**Exercise:**
Answer these questions from the health care costs text below:
(a) What do people with coverage report delaying because of out-of-pocket costs?
(b) In the text, what makes it difficult for hospitals to make needed investments in quality?
(c) What did AHRQ include for the first time this year in the National Healthcare Quality Report?

We are not the first to notice this mismatch, of course. Employers and public payers such as Medicare and Medicaid have been concerned for years, and have been looking for strategies to either limit costs or shift them to others. Consumers clearly have been feeling the impact as well. We have a growing number of uninsured, and even those with coverage report delaying needed care because of out-of-pocket costs.
Hospital and health system leaders are also feeling the impact of rising costs and cost concerns. The high number of uninsured and underinsured people means uncompensated care, overcrowded emergency rooms and, often, sicker patients. Hospitals with a large number of government-insured and no-pay patients find it hard to remain solvent, and financial distress, in turn, makes it difficult to make needed investments in quality.
A Process Redesign
The search for a magic bullet to mitigate cost growth and the cost-quality mismatch has been ongoing for several years, with a focus on health information technology, payment incentives, consumer incentives and more. While these are all critical tools, there is growing recognition that the real payoff will come from changing the way we deliver health care—redesigning the process so it improves quality and limits cost growth.
Moving to a more efficient health care system is going to take a great deal of work and a strong evidence base. As first steps, AHRQ has published an evidence review of efficiency measures, and this year for the first time the agency included potential measures of efficiency in the National Healthcare Quality Report. But the most urgent need is for solid, practical, timely evidence on the process changes that improve efficiency.

**Data shown:**
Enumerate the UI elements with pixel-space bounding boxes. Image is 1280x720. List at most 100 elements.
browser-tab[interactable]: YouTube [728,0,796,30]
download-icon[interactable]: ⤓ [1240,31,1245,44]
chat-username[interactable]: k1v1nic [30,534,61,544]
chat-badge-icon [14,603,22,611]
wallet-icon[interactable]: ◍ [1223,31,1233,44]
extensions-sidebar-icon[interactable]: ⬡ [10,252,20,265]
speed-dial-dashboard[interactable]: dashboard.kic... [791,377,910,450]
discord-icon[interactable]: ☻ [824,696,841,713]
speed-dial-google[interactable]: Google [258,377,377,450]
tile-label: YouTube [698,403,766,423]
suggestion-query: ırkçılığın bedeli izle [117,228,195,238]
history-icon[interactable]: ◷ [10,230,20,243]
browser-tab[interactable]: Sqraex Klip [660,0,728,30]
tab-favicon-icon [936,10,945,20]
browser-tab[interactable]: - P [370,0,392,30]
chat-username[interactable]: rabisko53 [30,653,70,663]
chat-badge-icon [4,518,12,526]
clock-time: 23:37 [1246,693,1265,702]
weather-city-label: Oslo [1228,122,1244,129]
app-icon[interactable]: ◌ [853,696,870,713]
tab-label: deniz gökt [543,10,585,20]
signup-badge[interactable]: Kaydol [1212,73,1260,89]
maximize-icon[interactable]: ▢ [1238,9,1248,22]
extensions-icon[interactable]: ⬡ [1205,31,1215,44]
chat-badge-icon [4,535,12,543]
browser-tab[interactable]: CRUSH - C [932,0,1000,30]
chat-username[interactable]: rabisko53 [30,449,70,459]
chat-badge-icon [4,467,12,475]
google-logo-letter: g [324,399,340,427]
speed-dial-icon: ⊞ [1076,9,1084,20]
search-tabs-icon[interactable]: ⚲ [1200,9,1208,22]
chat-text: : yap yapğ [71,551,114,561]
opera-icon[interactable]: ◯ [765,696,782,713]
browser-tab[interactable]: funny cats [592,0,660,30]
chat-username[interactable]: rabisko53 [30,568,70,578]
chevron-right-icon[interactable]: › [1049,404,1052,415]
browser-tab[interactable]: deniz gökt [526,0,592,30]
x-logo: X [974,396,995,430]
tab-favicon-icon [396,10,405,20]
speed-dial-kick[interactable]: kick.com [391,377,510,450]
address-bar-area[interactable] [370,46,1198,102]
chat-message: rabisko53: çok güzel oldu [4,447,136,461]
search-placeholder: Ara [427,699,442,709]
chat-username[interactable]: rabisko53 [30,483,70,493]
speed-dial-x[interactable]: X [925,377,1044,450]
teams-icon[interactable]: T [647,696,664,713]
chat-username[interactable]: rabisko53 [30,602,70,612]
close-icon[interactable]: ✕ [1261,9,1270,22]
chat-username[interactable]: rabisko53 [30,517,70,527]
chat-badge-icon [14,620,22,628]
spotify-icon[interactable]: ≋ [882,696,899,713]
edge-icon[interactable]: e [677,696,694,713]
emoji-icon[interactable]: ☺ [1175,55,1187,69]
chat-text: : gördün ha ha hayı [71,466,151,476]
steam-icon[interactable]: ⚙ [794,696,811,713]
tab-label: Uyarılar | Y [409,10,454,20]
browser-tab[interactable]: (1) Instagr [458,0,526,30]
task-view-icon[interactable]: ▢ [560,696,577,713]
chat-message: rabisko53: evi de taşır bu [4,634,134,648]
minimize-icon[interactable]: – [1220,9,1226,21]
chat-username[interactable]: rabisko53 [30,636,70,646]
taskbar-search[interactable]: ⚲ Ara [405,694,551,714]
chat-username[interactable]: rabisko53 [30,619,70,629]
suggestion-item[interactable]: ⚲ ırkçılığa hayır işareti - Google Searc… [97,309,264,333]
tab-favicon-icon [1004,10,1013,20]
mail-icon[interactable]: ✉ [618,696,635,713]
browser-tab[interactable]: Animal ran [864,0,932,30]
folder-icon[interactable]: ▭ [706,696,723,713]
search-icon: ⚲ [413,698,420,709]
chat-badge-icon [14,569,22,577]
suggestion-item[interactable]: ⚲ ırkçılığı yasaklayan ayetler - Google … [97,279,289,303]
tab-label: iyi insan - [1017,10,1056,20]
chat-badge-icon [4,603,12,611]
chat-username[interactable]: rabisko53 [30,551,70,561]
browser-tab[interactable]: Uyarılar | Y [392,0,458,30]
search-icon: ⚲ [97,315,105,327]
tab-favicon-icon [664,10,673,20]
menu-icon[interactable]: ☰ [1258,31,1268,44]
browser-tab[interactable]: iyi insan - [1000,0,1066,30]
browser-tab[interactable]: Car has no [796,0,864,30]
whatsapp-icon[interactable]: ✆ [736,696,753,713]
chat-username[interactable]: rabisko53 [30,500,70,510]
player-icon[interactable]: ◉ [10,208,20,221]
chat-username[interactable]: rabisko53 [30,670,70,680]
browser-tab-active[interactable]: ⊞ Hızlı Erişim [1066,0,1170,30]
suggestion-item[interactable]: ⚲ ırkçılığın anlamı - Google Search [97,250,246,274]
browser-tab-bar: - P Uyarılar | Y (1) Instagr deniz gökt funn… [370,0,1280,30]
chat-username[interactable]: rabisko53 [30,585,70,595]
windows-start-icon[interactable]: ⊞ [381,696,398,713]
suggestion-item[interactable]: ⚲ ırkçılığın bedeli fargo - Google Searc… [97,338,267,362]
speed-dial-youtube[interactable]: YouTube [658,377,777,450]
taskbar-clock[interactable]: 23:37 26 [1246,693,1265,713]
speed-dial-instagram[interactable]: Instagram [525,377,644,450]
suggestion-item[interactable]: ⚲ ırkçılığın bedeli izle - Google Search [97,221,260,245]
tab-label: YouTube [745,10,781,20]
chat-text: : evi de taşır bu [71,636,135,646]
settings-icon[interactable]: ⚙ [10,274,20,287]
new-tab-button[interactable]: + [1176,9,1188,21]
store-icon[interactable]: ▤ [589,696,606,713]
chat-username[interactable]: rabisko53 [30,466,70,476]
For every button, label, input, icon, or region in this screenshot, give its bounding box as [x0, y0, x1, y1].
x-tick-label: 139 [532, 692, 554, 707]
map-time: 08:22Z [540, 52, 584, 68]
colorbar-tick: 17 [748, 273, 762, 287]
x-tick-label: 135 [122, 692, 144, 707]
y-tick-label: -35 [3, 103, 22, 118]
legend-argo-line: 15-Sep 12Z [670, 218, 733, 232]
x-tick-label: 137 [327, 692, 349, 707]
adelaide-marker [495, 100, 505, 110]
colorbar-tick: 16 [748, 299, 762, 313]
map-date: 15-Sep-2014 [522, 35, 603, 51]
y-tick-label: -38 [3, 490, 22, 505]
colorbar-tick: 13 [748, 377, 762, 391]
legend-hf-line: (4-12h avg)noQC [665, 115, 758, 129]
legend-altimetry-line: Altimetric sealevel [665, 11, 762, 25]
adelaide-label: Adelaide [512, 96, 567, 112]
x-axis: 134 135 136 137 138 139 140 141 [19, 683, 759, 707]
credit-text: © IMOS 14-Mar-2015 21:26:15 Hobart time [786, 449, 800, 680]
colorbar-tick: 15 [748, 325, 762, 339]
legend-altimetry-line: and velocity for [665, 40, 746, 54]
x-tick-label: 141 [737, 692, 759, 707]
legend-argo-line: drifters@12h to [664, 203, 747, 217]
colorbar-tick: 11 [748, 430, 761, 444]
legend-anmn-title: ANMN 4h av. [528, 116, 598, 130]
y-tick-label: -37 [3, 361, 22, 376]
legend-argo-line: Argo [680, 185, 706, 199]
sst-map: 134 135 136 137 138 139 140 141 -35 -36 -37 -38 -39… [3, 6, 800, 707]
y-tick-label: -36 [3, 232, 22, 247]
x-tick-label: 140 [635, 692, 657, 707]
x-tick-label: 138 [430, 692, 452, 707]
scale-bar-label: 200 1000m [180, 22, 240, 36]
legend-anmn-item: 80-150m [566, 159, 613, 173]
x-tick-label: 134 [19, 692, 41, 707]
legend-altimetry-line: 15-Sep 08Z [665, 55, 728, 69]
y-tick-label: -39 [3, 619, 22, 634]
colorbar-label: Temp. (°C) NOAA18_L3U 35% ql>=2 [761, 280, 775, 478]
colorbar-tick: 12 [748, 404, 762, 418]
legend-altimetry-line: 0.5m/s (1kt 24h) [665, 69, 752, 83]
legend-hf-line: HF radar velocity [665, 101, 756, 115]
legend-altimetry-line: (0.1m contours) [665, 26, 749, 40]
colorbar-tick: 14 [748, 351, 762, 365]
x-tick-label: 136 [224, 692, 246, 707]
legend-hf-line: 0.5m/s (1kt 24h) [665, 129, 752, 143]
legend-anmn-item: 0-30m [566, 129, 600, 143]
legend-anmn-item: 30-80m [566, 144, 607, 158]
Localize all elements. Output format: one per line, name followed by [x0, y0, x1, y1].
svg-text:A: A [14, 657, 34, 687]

**Answer box:**
(a) Needed care.
(b) Financial distress.
(c) Potential measures of efficiency.